**TASK OBJECTIVE**
Extract every line of the material that holds the string "Maharaj".

**DATA IN THIS EXERCISE**
┄┄┄┄┄┄┄┄┄┄

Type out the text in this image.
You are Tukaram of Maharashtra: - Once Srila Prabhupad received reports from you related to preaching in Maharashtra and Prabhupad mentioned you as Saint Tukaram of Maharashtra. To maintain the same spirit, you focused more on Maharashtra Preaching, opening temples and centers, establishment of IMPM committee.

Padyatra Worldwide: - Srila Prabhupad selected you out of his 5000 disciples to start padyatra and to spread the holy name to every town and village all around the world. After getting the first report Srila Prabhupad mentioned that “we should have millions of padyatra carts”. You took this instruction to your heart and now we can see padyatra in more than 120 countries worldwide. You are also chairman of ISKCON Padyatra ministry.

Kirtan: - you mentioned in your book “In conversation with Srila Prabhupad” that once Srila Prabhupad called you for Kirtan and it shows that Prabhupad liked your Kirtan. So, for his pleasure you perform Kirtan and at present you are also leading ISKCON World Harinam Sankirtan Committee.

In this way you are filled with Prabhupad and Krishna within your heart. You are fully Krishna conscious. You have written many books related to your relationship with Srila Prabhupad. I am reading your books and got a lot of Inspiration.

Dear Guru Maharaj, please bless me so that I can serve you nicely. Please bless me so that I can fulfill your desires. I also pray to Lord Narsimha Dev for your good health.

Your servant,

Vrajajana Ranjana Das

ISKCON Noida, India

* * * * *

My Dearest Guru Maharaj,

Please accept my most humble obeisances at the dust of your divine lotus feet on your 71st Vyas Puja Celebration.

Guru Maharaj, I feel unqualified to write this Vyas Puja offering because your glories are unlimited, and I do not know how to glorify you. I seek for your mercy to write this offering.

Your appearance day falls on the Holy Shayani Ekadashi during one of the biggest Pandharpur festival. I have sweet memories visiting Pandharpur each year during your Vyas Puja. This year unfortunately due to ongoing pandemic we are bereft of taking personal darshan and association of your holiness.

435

┄┄┄┄┄┄┄┄┄┄

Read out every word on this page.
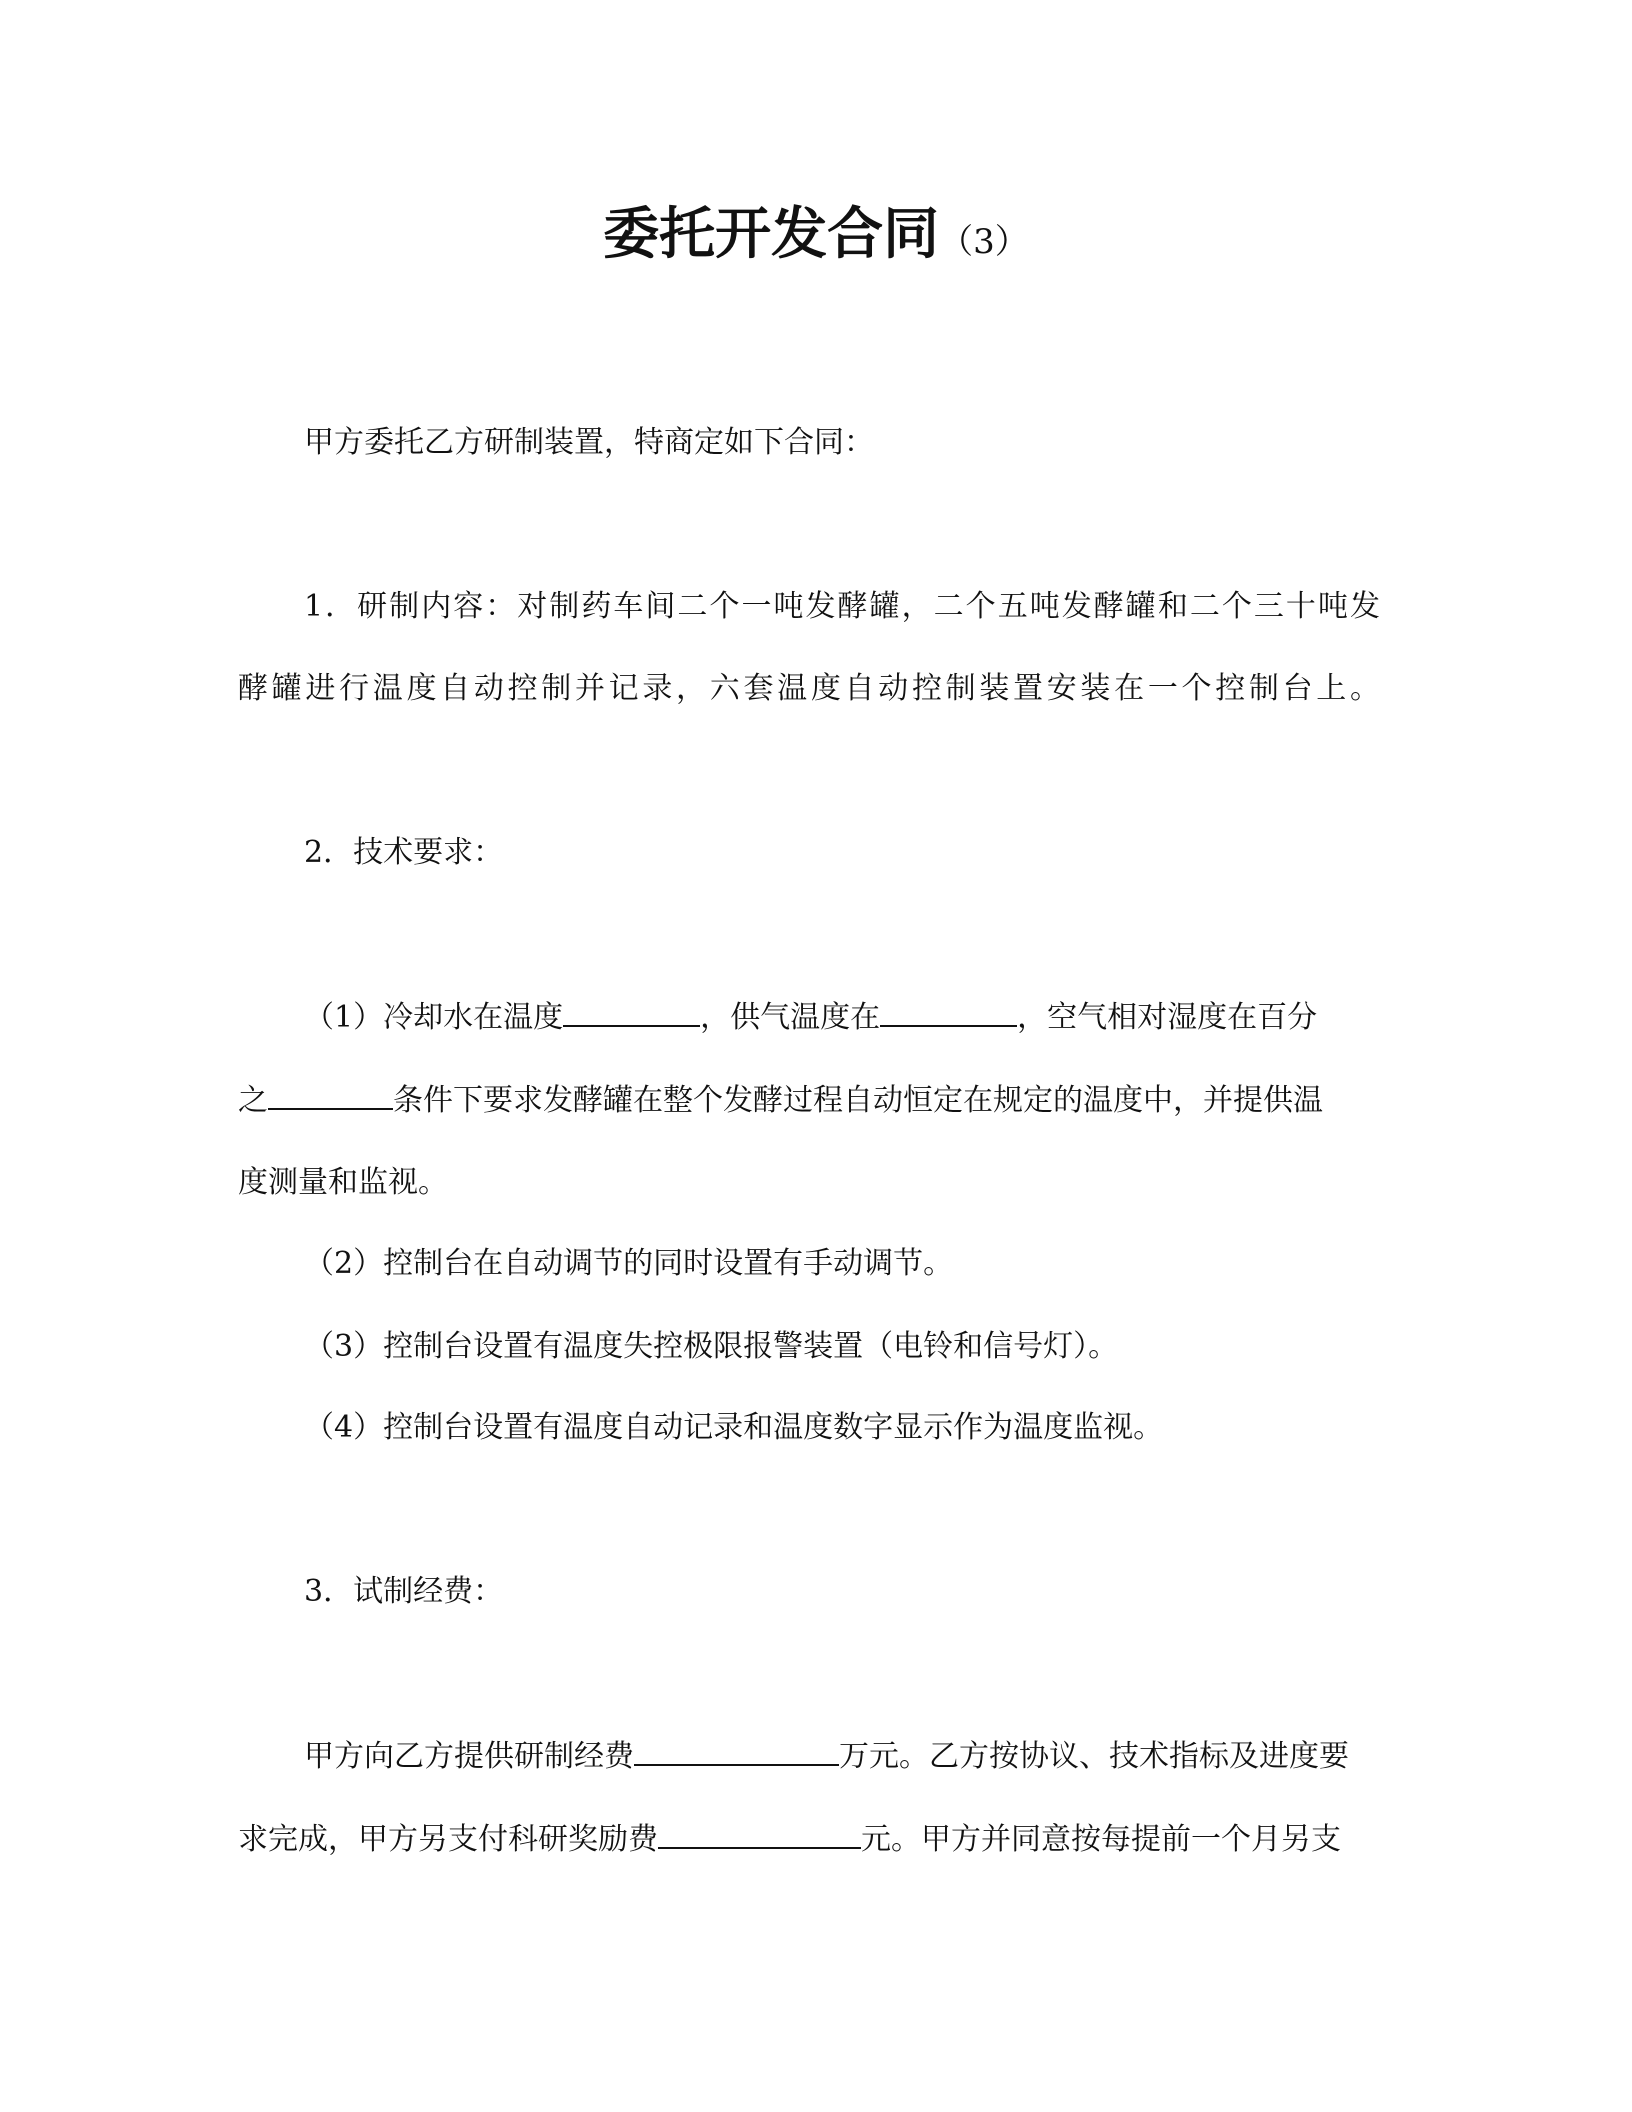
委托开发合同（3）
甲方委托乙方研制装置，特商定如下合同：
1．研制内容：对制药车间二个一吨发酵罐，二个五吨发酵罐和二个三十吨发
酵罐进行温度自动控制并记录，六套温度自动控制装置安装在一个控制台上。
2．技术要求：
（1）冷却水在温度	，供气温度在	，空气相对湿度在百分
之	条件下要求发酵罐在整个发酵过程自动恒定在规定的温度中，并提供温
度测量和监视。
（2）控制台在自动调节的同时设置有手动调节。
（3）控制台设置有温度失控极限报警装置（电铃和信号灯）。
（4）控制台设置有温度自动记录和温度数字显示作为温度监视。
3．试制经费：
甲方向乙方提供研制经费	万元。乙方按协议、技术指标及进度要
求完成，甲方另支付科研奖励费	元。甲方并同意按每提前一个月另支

┄┄┄┄┄┄┄┄┄┄

**SOLVED PROBLEM**
Dear Guru Maharaj, please bless me so that I can serve you nicely. Please bless me so that I can fulfill your desires. I also pray to Lord Narsimha Dev for your good health.
My Dearest Guru Maharaj,
Guru Maharaj, I feel unqualified to write this Vyas Puja offering because your glories are unlimited, and I do not know how to glorify you. I seek for your mercy to write this offering.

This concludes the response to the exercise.